PROBLEM TO WORK ON
Identify and pull out each line of the entries in which "word" occurs.

GIVEN DATA
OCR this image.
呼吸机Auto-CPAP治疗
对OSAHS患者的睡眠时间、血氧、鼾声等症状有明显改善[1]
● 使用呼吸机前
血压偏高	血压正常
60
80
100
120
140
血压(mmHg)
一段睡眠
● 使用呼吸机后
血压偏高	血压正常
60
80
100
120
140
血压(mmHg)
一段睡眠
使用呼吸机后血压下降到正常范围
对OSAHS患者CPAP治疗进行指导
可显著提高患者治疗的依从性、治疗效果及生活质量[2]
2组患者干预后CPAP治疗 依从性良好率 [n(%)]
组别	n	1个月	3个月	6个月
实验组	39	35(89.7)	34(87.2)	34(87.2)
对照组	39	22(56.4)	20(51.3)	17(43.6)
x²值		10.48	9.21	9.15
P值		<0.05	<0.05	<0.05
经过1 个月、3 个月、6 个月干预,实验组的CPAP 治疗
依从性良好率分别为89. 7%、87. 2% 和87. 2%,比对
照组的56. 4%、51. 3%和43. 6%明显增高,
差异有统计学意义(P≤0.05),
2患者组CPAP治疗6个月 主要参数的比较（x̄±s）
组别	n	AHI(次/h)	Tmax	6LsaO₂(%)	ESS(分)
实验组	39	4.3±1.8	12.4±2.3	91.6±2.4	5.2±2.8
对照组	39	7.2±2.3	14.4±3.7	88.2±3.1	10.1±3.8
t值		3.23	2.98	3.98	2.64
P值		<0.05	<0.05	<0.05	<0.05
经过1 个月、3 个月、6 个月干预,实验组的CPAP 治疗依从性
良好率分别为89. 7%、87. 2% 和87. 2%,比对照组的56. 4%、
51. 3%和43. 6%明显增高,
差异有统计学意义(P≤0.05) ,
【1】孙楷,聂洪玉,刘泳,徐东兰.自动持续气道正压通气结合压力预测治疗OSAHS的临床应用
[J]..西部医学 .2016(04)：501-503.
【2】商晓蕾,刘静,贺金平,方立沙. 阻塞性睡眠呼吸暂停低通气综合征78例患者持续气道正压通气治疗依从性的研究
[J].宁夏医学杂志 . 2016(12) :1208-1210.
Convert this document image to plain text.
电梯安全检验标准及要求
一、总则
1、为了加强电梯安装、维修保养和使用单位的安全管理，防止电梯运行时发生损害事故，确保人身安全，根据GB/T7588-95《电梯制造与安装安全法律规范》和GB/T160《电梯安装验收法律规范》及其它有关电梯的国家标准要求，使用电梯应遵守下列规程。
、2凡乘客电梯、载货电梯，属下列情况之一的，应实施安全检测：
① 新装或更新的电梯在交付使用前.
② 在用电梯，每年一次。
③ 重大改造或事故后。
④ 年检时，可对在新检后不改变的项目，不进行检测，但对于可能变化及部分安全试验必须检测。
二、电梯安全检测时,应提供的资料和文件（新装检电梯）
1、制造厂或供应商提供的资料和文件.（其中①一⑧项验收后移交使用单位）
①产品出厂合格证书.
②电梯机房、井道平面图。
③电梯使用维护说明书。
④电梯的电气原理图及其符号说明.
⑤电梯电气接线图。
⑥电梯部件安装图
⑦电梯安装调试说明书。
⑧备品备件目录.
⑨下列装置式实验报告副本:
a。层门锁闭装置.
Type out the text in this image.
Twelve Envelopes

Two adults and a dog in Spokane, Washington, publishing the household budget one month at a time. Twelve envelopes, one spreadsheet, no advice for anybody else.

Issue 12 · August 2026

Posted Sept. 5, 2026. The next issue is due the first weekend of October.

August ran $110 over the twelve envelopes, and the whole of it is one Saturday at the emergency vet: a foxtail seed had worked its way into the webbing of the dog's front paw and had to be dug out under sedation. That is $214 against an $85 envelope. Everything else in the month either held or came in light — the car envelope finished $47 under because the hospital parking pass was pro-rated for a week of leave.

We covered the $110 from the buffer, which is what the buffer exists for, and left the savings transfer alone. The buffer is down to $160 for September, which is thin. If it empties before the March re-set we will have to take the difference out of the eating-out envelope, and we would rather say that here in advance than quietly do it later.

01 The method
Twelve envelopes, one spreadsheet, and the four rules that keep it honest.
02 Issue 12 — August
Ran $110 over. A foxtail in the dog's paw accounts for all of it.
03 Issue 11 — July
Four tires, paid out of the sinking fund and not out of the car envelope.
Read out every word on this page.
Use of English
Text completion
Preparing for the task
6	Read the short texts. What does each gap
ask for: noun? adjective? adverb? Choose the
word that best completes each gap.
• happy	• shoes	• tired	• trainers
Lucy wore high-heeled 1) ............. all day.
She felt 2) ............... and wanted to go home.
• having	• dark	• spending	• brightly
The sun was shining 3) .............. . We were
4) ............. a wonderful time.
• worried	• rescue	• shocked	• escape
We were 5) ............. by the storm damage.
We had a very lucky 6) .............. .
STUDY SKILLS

WORKED ANSWER
Read out every word on this page.
word that best completes each gap.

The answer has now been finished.